● **EXERCISE DESCRIPTION**: In the records below, pick out all lines containing the word "structured".

● **ITEMS**:
------------------------

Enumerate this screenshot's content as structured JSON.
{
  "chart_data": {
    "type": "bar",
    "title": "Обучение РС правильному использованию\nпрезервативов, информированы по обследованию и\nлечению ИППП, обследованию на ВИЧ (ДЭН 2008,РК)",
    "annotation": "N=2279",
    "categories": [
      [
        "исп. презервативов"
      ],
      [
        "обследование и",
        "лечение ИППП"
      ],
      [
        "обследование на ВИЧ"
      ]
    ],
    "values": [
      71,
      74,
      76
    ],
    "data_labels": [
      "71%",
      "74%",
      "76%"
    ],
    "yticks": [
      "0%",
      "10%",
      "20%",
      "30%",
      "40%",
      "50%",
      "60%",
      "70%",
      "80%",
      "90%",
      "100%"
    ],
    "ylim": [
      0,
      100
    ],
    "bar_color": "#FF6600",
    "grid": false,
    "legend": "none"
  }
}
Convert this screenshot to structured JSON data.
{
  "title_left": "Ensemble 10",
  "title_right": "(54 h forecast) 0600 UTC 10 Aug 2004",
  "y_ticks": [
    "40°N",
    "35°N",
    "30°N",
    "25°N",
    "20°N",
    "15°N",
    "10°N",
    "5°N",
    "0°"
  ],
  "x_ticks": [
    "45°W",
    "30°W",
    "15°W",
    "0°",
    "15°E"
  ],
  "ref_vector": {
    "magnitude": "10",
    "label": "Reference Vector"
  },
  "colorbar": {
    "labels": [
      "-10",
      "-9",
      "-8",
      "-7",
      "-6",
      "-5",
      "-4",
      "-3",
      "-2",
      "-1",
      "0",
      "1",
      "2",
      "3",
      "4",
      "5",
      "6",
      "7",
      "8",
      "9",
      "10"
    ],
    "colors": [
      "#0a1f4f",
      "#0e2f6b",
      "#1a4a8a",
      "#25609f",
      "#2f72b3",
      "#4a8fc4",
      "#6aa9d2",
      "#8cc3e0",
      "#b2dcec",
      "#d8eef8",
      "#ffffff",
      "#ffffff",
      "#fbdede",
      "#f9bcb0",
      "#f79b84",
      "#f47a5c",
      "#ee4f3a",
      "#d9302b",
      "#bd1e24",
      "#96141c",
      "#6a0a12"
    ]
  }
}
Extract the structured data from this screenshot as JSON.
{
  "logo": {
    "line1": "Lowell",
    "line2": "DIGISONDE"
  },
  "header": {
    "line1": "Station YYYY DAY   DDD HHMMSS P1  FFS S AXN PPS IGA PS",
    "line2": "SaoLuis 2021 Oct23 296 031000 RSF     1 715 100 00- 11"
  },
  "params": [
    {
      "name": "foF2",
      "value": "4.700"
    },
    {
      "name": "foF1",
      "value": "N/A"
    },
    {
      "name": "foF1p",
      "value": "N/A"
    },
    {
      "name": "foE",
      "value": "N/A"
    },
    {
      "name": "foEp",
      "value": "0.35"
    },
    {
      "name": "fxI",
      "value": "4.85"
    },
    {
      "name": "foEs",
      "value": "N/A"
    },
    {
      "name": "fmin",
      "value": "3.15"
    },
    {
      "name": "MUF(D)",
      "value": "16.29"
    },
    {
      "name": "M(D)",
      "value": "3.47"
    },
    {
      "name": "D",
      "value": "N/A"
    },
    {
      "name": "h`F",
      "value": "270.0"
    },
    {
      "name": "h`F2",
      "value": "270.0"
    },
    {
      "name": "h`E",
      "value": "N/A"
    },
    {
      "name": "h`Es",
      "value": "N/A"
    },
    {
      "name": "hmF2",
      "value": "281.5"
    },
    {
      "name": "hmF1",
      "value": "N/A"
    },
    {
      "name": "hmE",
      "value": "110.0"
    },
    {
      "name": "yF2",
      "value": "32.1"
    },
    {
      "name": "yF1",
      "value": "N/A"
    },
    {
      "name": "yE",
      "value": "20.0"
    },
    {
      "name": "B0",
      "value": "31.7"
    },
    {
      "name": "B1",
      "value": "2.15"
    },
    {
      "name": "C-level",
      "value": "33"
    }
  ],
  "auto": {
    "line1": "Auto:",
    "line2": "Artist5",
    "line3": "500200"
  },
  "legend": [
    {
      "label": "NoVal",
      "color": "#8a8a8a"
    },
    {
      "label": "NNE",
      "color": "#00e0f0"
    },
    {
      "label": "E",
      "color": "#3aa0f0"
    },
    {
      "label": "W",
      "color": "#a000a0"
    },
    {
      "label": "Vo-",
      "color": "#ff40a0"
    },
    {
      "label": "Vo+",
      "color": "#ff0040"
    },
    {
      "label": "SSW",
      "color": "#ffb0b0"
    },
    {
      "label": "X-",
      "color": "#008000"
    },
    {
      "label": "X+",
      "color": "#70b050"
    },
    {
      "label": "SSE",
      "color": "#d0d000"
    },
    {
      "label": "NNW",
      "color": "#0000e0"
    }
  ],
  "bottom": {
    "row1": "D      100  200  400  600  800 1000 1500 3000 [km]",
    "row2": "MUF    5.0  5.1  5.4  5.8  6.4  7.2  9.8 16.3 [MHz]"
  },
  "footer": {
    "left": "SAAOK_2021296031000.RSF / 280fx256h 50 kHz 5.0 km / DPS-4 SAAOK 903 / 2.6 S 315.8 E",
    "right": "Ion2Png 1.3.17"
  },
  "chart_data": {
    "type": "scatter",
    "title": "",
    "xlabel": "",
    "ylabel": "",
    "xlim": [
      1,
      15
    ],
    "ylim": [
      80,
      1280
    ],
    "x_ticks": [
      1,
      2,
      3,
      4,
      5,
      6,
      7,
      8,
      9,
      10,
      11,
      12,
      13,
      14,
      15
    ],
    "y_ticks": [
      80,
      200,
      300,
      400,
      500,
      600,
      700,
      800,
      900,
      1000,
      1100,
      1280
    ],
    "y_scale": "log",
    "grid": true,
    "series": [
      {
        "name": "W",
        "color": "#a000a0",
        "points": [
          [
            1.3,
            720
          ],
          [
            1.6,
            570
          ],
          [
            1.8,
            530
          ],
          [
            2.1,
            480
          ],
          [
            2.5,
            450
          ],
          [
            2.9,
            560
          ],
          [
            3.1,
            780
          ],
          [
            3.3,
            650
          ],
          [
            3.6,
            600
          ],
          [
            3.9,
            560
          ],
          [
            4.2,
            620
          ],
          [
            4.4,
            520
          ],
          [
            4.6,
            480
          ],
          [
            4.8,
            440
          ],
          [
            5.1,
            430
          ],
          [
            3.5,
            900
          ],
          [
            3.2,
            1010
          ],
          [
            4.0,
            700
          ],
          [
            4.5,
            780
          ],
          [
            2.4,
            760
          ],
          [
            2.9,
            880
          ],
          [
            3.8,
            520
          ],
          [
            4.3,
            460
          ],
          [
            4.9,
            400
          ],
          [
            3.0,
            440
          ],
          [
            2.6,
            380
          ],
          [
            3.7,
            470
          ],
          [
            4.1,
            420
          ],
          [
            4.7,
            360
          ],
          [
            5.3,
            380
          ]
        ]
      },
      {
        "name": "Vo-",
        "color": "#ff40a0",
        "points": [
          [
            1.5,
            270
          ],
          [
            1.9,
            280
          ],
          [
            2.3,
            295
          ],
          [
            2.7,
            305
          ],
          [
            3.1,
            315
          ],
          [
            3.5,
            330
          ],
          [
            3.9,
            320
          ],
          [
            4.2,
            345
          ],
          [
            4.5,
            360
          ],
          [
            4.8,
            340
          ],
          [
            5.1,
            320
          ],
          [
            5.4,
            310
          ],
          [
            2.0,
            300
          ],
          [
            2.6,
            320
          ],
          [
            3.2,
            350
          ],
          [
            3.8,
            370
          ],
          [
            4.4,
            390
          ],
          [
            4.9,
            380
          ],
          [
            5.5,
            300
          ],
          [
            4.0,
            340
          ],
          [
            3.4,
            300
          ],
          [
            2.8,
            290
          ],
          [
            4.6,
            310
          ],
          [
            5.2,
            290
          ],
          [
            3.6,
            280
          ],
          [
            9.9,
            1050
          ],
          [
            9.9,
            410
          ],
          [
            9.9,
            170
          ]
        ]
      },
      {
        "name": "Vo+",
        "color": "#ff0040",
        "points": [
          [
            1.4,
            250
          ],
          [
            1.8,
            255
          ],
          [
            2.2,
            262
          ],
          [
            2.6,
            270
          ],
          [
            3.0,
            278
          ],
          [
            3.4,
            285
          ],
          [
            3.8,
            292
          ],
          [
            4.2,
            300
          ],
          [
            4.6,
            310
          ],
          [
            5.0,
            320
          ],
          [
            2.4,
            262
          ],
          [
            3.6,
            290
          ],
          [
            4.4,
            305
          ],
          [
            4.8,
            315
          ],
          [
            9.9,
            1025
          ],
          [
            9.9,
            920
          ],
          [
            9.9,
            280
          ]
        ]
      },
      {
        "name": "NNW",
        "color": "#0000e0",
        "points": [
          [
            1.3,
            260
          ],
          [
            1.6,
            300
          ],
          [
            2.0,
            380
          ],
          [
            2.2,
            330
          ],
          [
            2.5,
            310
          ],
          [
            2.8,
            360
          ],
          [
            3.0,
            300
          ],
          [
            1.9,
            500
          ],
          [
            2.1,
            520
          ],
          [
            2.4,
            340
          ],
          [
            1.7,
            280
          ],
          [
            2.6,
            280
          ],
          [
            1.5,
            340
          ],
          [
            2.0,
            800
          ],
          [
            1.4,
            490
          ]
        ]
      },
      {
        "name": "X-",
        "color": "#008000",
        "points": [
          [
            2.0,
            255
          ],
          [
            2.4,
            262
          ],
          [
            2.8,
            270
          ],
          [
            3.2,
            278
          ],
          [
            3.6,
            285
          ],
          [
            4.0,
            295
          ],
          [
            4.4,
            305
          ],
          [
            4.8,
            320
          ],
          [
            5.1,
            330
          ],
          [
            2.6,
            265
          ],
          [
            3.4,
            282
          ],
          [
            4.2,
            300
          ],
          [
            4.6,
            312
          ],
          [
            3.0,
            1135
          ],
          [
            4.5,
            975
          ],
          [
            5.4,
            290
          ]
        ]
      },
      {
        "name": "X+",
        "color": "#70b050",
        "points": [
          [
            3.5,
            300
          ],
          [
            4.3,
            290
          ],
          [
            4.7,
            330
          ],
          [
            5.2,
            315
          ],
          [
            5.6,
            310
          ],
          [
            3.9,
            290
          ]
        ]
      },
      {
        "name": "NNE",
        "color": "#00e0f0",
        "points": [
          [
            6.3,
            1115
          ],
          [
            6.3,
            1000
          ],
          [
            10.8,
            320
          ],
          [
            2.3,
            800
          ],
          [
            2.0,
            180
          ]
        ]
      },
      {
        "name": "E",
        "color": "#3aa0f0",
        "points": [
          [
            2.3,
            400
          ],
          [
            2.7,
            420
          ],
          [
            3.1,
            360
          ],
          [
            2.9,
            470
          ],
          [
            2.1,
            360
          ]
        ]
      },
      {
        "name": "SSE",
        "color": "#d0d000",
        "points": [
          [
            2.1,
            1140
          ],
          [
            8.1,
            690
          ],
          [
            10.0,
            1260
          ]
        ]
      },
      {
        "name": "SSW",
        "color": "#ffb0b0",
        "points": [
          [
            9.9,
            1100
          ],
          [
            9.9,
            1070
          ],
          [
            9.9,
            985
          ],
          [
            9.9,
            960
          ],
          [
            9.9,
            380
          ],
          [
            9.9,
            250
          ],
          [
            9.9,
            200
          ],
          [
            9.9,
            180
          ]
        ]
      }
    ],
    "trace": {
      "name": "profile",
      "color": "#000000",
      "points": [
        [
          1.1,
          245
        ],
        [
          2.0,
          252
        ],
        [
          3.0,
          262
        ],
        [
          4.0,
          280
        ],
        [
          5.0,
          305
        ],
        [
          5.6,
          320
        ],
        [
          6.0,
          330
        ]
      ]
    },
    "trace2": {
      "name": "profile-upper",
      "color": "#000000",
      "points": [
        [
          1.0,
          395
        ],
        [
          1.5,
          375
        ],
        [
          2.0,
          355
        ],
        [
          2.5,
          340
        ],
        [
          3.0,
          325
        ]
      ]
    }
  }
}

------------------------

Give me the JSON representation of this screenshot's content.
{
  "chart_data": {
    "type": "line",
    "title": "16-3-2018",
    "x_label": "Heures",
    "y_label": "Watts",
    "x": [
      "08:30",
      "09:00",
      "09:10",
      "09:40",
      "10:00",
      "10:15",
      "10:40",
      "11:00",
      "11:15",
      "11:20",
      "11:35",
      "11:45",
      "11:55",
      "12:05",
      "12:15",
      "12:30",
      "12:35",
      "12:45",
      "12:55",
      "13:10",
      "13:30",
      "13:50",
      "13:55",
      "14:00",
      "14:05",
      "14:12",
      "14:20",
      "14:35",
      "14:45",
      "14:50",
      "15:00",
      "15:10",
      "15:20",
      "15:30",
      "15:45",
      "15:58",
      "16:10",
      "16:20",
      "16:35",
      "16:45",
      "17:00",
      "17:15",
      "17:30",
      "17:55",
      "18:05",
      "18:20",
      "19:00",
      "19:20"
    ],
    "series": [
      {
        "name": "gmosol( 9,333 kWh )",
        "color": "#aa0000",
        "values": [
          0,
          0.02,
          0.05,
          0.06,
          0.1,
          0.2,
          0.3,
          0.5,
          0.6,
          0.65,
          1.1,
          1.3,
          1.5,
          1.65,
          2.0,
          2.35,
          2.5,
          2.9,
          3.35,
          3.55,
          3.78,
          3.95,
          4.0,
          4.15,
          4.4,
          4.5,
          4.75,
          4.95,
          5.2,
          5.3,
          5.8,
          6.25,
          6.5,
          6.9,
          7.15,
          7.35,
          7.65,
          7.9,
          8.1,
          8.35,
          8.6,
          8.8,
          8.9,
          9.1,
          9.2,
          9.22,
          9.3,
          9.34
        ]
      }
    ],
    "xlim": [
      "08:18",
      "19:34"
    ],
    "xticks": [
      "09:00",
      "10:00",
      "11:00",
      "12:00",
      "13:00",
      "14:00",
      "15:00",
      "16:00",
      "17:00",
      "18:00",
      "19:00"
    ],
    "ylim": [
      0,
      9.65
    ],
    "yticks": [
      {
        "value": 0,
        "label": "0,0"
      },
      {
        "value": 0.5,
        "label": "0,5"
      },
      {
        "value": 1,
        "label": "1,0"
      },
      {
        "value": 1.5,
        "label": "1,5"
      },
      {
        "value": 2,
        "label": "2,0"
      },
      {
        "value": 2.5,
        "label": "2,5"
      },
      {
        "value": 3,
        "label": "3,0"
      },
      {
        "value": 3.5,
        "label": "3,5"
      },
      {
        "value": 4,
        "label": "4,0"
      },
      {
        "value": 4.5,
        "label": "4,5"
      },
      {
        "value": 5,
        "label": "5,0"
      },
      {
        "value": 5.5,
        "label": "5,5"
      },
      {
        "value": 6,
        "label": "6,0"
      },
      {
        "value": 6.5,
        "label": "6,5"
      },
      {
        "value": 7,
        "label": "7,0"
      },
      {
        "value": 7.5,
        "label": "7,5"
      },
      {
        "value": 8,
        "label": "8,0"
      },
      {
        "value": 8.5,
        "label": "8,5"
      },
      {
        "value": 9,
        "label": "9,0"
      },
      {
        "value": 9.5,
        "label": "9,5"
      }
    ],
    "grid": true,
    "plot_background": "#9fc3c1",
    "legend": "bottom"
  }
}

------------------------

● **RESPONSE TO THE TASK**:
Enumerate this screenshot's content as structured JSON.
Convert this screenshot to structured JSON data.
Extract the structured data from this screenshot as JSON.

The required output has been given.